====== Available records ======

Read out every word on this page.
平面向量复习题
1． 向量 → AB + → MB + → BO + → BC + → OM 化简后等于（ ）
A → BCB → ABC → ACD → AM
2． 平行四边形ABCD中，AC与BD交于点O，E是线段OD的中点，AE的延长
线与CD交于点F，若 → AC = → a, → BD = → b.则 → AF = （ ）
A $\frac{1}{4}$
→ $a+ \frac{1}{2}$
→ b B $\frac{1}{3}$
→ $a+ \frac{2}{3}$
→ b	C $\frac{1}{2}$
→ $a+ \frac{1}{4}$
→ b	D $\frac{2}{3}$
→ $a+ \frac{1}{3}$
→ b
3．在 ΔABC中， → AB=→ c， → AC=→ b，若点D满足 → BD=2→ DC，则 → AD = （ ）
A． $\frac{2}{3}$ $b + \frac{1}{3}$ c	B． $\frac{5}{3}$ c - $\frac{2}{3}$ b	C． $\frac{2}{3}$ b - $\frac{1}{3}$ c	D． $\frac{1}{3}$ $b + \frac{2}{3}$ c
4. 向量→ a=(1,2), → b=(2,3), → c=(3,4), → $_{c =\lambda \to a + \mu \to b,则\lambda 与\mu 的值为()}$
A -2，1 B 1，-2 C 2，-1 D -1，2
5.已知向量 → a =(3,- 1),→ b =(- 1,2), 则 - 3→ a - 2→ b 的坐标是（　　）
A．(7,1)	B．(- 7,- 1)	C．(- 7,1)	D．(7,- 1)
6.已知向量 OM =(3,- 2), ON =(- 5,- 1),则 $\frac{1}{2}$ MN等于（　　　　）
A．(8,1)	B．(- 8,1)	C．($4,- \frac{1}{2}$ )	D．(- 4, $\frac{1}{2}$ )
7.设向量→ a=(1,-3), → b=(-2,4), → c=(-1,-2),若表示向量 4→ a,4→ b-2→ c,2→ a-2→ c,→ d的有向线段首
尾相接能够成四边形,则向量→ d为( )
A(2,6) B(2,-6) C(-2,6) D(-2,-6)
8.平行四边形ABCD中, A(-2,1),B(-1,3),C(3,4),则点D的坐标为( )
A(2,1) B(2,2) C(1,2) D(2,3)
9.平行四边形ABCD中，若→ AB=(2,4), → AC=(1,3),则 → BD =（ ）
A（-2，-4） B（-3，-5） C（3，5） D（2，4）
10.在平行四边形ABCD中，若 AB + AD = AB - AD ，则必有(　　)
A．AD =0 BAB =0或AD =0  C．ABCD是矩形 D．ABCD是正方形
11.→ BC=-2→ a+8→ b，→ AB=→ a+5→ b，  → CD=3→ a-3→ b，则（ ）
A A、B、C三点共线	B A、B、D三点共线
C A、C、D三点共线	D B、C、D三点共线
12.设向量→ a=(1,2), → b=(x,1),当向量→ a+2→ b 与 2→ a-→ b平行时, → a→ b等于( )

======

* [Written request]: Copy out each line above, character for character.

* [Output of the task]:
Read out every word on this page.
平面向量复习题
1． 向量 → AB + → MB + → BO + → BC + → OM 化简后等于（ ）
A → BCB → ABC → ACD → AM
2． 平行四边形ABCD中，AC与BD交于点O，E是线段OD的中点，AE的延长
线与CD交于点F，若 → AC = → a, → BD = → b.则 → AF = （ ）
A $\frac{1}{4}$
→ $a+ \frac{1}{2}$
→ b B $\frac{1}{3}$
→ $a+ \frac{2}{3}$
→ b	C $\frac{1}{2}$
→ $a+ \frac{1}{4}$
→ b	D $\frac{2}{3}$
→ $a+ \frac{1}{3}$
→ b
3．在 ΔABC中， → AB=→ c， → AC=→ b，若点D满足 → BD=2→ DC，则 → AD = （ ）
A． $\frac{2}{3}$ $b + \frac{1}{3}$ c	B． $\frac{5}{3}$ c - $\frac{2}{3}$ b	C． $\frac{2}{3}$ b - $\frac{1}{3}$ c	D． $\frac{1}{3}$ $b + \frac{2}{3}$ c
4. 向量→ a=(1,2), → b=(2,3), → c=(3,4), → $_{c =\lambda \to a + \mu \to b,则\lambda 与\mu 的值为()}$
A -2，1 B 1，-2 C 2，-1 D -1，2
5.已知向量 → a =(3,- 1),→ b =(- 1,2), 则 - 3→ a - 2→ b 的坐标是（　　）
A．(7,1)	B．(- 7,- 1)	C．(- 7,1)	D．(7,- 1)
6.已知向量 OM =(3,- 2), ON =(- 5,- 1),则 $\frac{1}{2}$ MN等于（　　　　）
A．(8,1)	B．(- 8,1)	C．($4,- \frac{1}{2}$ )	D．(- 4, $\frac{1}{2}$ )
7.设向量→ a=(1,-3), → b=(-2,4), → c=(-1,-2),若表示向量 4→ a,4→ b-2→ c,2→ a-2→ c,→ d的有向线段首
尾相接能够成四边形,则向量→ d为( )
A(2,6) B(2,-6) C(-2,6) D(-2,-6)
8.平行四边形ABCD中, A(-2,1),B(-1,3),C(3,4),则点D的坐标为( )
A(2,1) B(2,2) C(1,2) D(2,3)
9.平行四边形ABCD中，若→ AB=(2,4), → AC=(1,3),则 → BD =（ ）
A（-2，-4） B（-3，-5） C（3，5） D（2，4）
10.在平行四边形ABCD中，若 AB + AD = AB - AD ，则必有(　　)
A．AD =0 BAB =0或AD =0  C．ABCD是矩形 D．ABCD是正方形
11.→ BC=-2→ a+8→ b，→ AB=→ a+5→ b，  → CD=3→ a-3→ b，则（ ）
A A、B、C三点共线	B A、B、D三点共线
C A、C、D三点共线	D B、C、D三点共线
12.设向量→ a=(1,2), → b=(x,1),当向量→ a+2→ b 与 2→ a-→ b平行时, → a→ b等于( )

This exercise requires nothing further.